» **Data for processing**
--
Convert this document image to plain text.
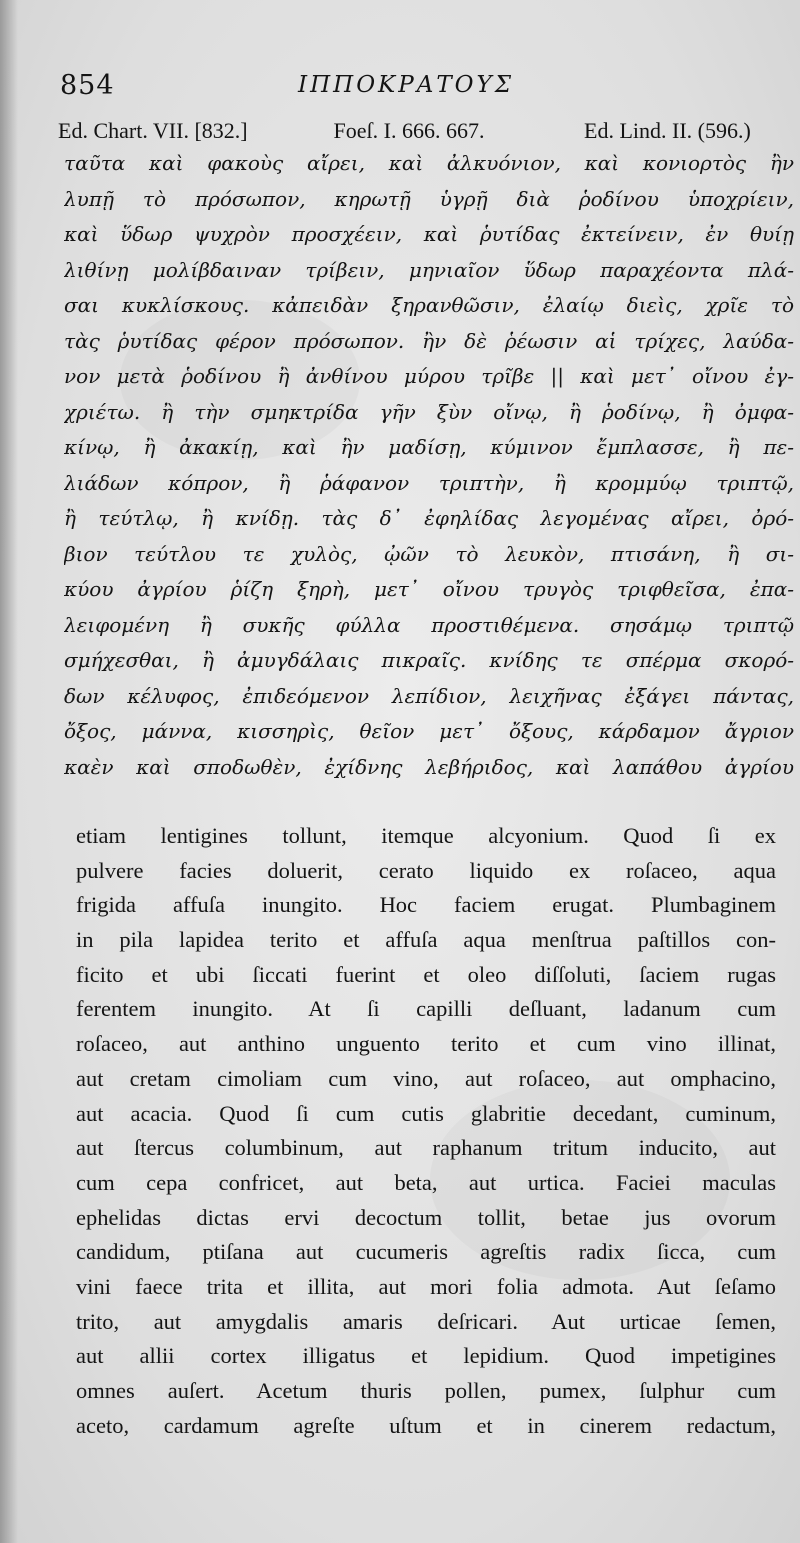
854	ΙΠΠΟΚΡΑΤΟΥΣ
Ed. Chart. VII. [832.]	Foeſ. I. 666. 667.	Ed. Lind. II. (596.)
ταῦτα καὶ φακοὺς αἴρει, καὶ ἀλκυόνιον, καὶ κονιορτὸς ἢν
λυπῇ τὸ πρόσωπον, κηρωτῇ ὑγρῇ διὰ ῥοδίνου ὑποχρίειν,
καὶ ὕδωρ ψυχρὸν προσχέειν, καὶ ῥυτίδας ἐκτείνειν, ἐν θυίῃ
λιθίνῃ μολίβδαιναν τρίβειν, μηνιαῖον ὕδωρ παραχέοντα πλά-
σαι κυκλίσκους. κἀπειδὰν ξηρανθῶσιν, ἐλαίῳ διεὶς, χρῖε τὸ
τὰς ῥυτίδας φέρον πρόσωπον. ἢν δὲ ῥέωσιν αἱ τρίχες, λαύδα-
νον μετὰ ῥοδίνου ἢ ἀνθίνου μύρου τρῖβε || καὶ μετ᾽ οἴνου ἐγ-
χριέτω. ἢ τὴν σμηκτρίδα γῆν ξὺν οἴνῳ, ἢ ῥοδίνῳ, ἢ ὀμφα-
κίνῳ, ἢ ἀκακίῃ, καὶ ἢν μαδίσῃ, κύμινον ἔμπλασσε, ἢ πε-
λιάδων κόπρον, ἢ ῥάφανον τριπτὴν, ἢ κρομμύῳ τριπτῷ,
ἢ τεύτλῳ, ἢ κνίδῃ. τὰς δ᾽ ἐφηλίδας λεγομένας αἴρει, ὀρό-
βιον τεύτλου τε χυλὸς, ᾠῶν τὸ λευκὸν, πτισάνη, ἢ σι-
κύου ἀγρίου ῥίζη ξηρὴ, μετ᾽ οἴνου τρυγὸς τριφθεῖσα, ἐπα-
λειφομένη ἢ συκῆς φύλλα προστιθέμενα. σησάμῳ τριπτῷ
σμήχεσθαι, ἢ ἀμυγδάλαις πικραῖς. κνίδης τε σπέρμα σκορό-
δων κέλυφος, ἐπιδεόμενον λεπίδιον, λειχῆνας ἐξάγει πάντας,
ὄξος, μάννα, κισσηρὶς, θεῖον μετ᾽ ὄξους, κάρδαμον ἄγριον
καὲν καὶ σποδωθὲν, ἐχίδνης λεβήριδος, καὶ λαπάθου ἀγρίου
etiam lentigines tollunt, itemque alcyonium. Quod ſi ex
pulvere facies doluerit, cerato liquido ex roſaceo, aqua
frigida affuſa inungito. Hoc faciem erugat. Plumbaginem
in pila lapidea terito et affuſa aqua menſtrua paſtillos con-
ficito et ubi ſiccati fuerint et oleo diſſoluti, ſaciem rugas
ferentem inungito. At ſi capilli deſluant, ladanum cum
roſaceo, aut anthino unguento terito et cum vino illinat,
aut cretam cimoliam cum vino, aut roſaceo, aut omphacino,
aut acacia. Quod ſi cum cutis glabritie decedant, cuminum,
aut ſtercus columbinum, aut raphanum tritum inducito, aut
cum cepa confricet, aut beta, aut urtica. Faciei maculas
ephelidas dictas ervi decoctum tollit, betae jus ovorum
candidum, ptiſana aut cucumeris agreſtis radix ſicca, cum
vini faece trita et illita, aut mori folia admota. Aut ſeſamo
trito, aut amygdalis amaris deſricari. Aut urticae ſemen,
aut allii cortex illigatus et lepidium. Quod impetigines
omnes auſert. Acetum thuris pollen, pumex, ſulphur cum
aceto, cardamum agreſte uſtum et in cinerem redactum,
--
» **What the exercise asks**
Find each line holding the string "aqua" and copy it out.

» **Output of the exercise**
pulvere facies doluerit, cerato liquido ex roſaceo, aqua
in pila lapidea terito et affuſa aqua menſtrua paſtillos con-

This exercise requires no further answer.